(Chart and figure data)

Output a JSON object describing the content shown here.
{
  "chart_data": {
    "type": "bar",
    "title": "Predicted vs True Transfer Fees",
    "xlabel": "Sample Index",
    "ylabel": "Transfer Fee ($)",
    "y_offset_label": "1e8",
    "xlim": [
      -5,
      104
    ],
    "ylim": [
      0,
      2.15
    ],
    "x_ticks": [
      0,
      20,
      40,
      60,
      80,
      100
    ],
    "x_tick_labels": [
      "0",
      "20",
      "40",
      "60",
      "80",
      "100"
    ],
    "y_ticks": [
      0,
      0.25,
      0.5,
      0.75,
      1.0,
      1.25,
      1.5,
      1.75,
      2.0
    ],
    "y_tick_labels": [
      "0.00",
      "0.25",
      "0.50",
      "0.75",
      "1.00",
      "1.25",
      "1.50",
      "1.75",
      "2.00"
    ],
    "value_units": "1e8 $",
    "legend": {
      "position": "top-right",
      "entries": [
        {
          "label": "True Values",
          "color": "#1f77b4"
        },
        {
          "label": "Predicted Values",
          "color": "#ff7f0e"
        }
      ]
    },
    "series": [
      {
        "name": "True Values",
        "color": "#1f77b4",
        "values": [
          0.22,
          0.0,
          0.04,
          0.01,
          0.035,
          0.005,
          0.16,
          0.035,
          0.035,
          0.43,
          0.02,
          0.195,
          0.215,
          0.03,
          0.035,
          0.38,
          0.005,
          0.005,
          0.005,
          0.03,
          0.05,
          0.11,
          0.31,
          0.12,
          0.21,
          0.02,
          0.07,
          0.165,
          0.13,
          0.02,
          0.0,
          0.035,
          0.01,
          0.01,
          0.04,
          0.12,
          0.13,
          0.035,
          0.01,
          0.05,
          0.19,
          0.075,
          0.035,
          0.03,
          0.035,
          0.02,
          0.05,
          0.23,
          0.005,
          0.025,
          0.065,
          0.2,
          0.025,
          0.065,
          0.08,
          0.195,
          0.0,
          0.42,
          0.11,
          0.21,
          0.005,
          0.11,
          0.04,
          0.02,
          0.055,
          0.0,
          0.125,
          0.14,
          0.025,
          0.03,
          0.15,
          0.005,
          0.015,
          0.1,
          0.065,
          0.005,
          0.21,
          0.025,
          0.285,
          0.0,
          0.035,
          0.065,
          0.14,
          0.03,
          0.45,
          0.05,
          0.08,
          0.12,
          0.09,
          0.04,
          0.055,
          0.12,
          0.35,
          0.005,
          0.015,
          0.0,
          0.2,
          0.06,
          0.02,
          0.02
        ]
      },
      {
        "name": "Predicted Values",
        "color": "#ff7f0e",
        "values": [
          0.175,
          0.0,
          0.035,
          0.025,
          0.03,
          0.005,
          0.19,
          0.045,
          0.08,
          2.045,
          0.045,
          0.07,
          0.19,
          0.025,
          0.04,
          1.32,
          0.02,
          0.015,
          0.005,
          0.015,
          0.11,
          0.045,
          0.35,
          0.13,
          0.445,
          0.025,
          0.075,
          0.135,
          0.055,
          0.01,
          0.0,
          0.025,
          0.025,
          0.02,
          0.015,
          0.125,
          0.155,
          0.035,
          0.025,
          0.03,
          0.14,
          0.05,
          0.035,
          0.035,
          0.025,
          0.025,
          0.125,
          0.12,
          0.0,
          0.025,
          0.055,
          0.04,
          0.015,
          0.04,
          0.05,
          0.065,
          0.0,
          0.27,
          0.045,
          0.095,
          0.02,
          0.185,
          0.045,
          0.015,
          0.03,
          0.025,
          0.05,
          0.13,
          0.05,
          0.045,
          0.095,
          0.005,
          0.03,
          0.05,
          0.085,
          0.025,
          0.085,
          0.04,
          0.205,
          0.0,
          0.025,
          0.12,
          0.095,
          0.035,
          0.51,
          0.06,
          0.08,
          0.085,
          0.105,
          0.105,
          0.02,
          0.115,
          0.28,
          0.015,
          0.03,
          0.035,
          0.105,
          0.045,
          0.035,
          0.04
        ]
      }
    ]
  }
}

▶ _THE PROBLEM_
Show every line in the entries where the string "Predicted" occurs.

▶ _OUTPUT BELOW_
    "title": "Predicted vs True Transfer Fees",
          "label": "Predicted Values",
        "name": "Predicted Values",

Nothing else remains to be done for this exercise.